Write out all entries word for word.

§ **Data to process**
------------------------------------------------
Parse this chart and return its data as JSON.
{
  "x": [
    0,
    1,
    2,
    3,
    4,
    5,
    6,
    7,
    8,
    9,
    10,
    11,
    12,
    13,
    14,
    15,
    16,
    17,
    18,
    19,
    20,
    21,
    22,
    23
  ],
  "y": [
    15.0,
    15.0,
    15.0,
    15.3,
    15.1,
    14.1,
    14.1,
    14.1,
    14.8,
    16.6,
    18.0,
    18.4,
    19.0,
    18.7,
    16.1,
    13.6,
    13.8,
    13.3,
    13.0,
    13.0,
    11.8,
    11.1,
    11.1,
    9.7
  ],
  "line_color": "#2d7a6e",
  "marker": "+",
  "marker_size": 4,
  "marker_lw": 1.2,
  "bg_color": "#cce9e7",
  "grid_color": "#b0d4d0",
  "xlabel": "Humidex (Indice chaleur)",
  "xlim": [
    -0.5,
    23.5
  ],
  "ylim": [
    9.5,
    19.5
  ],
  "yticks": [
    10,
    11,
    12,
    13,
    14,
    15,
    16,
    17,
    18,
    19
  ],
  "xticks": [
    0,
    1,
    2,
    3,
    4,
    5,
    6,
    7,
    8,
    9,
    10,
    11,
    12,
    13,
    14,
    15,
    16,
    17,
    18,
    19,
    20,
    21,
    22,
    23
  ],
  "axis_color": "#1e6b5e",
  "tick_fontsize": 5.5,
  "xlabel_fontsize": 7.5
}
------------------------------------------------
§ **Task result**
Parse this chart and return its data as JSON.
{
  "x": [
    0,
    1,
    2,
    3,
    4,
    5,
    6,
    7,
    8,
    9,
    10,
    11,
    12,
    13,
    14,
    15,
    16,
    17,
    18,
    19,
    20,
    21,
    22,
    23
  ],
  "y": [
    15.0,
    15.0,
    15.0,
    15.3,
    15.1,
    14.1,
    14.1,
    14.1,
    14.8,
    16.6,
    18.0,
    18.4,
    19.0,
    18.7,
    16.1,
    13.6,
    13.8,
    13.3,
    13.0,
    13.0,
    11.8,
    11.1,
    11.1,
    9.7
  ],
  "line_color": "#2d7a6e",
  "marker": "+",
  "marker_size": 4,
  "marker_lw": 1.2,
  "bg_color": "#cce9e7",
  "grid_color": "#b0d4d0",
  "xlabel": "Humidex (Indice chaleur)",
  "xlim": [
    -0.5,
    23.5
  ],
  "ylim": [
    9.5,
    19.5
  ],
  "yticks": [
    10,
    11,
    12,
    13,
    14,
    15,
    16,
    17,
    18,
    19
  ],
  "xticks": [
    0,
    1,
    2,
    3,
    4,
    5,
    6,
    7,
    8,
    9,
    10,
    11,
    12,
    13,
    14,
    15,
    16,
    17,
    18,
    19,
    20,
    21,
    22,
    23
  ],
  "axis_color": "#1e6b5e",
  "tick_fontsize": 5.5,
  "xlabel_fontsize": 7.5
}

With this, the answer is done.